### [任务列表]
**1)** 在网络亚健康诊断方法的节选中,通信亚健康状态通知信息包括什么?
**2)** 请接着网络亚健康诊断方法的节选往下续写。

### [阅读节选]
本发明实施例提供一种网络亚健康诊断方法及装置,用以解决业务侧检测到网络亚健康状态,但是底层硬件无法检测出来,不能进行及时硬件故障修复,依然会导致业务受损的问题。该方法包括:管理和编排模块接收基于业务传输检测到的通信亚健康状态通知信息;通信亚健康状态通知信息包括业务通信处于亚健康状态的两个网元的网元标识;对业务通信处于亚健康状态的两个网元对应的路径上的硬件设备进行硬件故障检测未检测到故障时,将通信亚健康状态通知信息保存在故障信息库中;然后确定故障信息库中保存的通信亚健康状态通知信息的数量大于预定阈值时,对各条通信亚健康状态通知信息解析,基于解析得到的解析结果确定发生硬件故障的网元。

Description

一种网络亚健康诊断方法及装置 技术领域
本发明实施例涉及通信技术领域,尤其涉及一种网络亚健康诊断方法及装置。
背景技术
在通信系统中,例如在网络互联协议(英文:Internet Protocol,简称:IP)多媒体子系统(英文:Multimedia Core Network Subsystem,简称:MS)中,由于网元之间的业务承载网络故障,导致网元之间的网络亚健康状态;或者网元内部由于内存不足、内部通信故障等原因,导致网元处于亚健康状态,网元之间的网络亚健康状态和网元的亚健康状态均会导致业务受损,所以,为了避免在亚健康状态时造成的业务受损,需要及时准确检测出网络的亚健康状态。
业务层的扛丢包能力是业务层面应对通信亚健康的最主要的手段。扛丢包的主要方法是合理的重传机制。但是在某些情况下,若是因为实体硬件造成亚健康,业务侧检测到网络亚健康状态,但是底层硬件无法检测出来,不能进行及时的修复,依然会导致业务受损。

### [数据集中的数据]
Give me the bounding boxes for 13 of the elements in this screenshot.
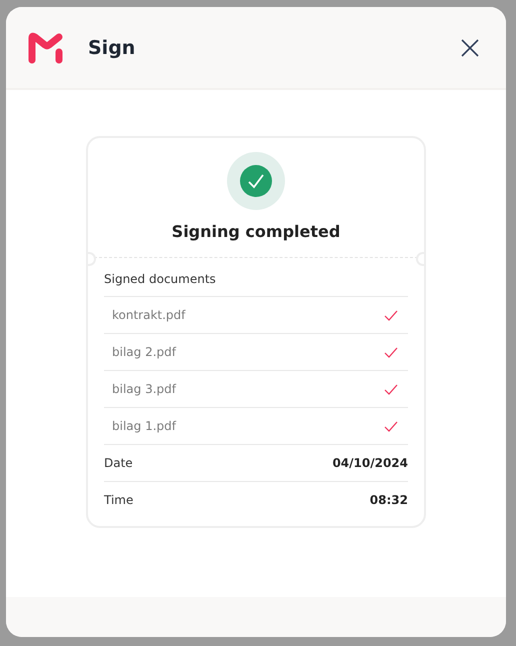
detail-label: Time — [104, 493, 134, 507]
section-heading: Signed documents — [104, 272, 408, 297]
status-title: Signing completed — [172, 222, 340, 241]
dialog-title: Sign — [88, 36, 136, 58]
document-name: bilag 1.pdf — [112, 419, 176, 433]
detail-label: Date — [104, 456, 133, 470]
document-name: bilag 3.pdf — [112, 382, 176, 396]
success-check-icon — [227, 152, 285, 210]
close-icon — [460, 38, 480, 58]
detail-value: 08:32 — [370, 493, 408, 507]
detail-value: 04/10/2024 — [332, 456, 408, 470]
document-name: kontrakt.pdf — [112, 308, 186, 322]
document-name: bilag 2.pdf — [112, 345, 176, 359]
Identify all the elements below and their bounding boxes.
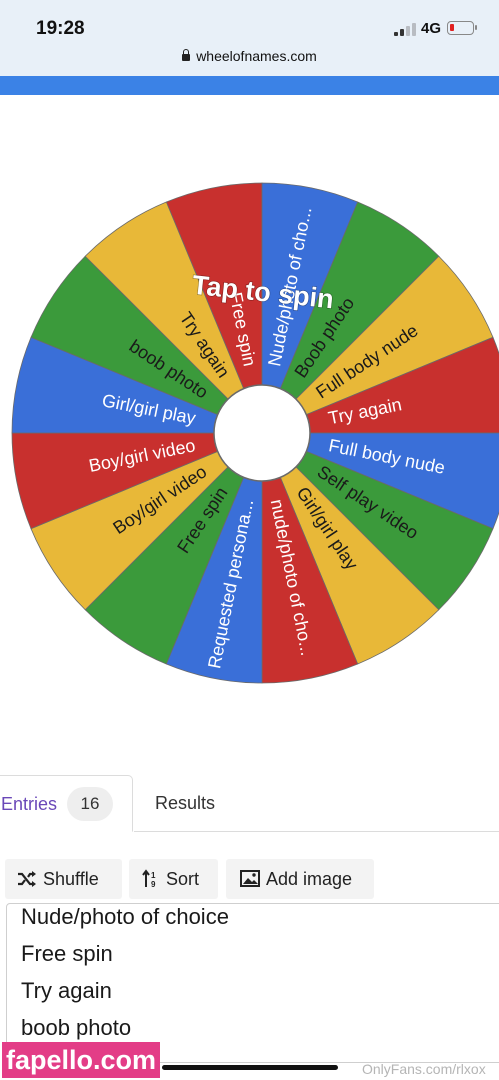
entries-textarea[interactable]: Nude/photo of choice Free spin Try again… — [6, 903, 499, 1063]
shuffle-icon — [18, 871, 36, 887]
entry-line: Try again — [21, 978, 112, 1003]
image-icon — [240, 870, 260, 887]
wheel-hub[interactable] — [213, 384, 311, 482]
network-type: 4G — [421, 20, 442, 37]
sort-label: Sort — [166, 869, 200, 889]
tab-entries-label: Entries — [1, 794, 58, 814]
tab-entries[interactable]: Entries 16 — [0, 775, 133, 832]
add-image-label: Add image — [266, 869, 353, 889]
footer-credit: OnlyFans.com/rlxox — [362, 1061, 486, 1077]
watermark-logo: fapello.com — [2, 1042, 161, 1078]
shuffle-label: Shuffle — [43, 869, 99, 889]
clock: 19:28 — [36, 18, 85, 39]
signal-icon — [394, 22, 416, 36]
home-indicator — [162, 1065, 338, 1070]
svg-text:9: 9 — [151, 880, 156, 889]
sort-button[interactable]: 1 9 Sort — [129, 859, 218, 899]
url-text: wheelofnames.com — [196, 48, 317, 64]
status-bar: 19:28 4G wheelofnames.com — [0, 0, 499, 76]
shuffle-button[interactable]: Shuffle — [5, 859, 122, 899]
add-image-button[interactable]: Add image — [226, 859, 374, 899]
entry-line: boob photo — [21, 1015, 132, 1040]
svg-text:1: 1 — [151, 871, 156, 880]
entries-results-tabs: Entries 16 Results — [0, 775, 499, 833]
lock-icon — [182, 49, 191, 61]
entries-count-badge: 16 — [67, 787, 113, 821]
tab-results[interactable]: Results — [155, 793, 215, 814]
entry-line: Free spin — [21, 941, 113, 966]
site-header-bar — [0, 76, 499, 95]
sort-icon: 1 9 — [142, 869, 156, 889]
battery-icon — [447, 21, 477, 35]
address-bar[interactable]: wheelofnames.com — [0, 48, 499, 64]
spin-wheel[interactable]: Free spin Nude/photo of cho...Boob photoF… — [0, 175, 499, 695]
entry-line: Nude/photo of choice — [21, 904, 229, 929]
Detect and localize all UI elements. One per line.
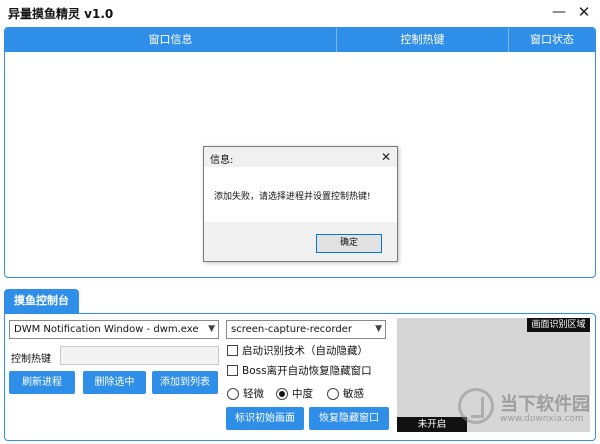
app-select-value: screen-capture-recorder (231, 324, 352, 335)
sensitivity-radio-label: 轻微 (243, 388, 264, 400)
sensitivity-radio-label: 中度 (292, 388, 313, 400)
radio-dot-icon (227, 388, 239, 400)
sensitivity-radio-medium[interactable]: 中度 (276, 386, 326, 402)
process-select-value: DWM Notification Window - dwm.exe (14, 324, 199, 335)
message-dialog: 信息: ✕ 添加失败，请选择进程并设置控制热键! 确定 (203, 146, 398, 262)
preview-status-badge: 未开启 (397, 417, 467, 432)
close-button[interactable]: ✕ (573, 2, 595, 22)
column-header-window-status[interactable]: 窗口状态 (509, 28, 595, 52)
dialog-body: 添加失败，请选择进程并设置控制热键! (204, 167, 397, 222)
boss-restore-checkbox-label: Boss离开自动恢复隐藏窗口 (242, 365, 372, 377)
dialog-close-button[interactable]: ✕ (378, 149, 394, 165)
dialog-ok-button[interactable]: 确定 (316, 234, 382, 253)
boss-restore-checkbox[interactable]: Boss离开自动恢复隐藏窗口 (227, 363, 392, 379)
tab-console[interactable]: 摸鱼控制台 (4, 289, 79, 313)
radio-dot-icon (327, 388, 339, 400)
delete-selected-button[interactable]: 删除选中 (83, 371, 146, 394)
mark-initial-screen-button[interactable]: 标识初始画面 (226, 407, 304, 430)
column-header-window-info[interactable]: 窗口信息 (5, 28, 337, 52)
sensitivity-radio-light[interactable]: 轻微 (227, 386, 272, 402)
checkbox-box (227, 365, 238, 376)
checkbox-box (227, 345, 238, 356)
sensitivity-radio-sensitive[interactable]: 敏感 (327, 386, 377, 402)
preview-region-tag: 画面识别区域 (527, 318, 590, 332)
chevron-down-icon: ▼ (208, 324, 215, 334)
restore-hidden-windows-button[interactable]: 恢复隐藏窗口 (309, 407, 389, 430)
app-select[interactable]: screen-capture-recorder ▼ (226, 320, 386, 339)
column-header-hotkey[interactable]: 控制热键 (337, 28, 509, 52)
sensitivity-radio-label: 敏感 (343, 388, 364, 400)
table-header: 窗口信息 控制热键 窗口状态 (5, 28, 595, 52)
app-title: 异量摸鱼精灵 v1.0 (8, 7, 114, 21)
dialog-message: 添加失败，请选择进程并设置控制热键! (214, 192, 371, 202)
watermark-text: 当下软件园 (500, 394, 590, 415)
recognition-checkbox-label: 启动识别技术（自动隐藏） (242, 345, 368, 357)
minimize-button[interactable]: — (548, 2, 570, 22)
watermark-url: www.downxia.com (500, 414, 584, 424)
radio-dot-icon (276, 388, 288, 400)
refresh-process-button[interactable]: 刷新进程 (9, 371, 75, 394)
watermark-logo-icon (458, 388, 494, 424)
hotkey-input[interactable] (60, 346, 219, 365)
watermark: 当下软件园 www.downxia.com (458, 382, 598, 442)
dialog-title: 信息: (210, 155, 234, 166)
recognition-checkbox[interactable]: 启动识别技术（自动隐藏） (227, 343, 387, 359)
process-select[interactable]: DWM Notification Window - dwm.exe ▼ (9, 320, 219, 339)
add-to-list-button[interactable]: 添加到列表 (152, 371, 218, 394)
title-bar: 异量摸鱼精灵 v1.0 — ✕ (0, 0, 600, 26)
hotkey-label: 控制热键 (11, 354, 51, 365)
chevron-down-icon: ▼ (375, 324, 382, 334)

### [各题答案]
**1)** 业务通信处于亚健康状态的两个网元的网元标识。

**2)**
发明内容
本发明实施例提供一种网络亚健康诊断方法及装置,用以解决现有技术中存在的业务侧检测到网络亚健康状态,但是底层硬件无法检测出来,不能进行及时硬件故障修复,依然会导致业务受损的问题。
第一方面,本发明实施例提供了一种网络亚健康诊断方法,包括:
管理和编排模块(MANO)接收基于业务传输检测到的通信亚健康状态通知信息;所述通信亚健康状态通知信息至少包括业务通信处于亚健康状态的两个网元的网元标识;
所述MANO对所述业务通信处于亚健康状态的两个网元对应的路径上的硬件设备进行硬件故障检测,在未检测到硬件故障时,将所述通信亚健康状态通知信息保存在故障信息库中;
所述MANO确定所述故障信息库中保存的通信亚健康状态通知信息的数量大于预定阈值时,对各条通信亚健康状态通知信息解析,基于解析得到的解析结果确定发生硬件故障的网元。
结合第一方面,在第一方面的第一种可能的实现方式中,所述对各条通信亚健康状态通知信息解析,基于解析得到的解析结果确定发生硬件故障的网元,包括:
确定每条通信亚健康状态通知信息中包括的业务通信处于亚健康状态的两个网元的网元标识;
根据各个网元标识对应的网元之间的连接路径拓扑结构,确定发生通信故障的网元。
结合第一方面,在第一方面的第二种可能的实现方式中,还包括:
所述MANO在确定基于硬件故障检测并检测到硬件故障时,则修复检测到的所述硬件故障。
结合第一方面和第一方面的第一种至第二种可能的实现方式中的任意一种,在第一方面的第三种可能的实现方式中,所述MANO确定对所述业务通信处于亚健康状态的两个网元对应的路径上的硬件设备进行硬件故障检测之前,还包括:
所述MANO接收到用于触发硬件故障检测的触发信息,所述触发信息携带业务通信处于亚健康状态的两个网元对应的路径的路径信息。
结合第一方面和第一方面的第一种至第三种可能的实现方式中的任意一种,在第一方面的第四种可能的实现方式中,还包括:
所述MANO确定所述故障信息库中保存的通信亚健康状态通知信息的数量为1时,确定发生硬件故障的网元为虚拟机VM。
结合第一方面,在第一方面的第五种可能的实现方式中,所述对各条通 信亚健康状态通知信息解析,基于解析得到的解析结果确定发生硬件故障的网元,包括:
根据各条通信亚健康状态通知信息分别包括的业务通信处于亚健康状态的两个网元的网元标识,确定各条通信亚健康状态通知信息中均包含同一网元标识、且该同一网元标识对应的网元为位于同一个主机Host上的同一个VM,则确定发生硬件故障的网元为所述VM。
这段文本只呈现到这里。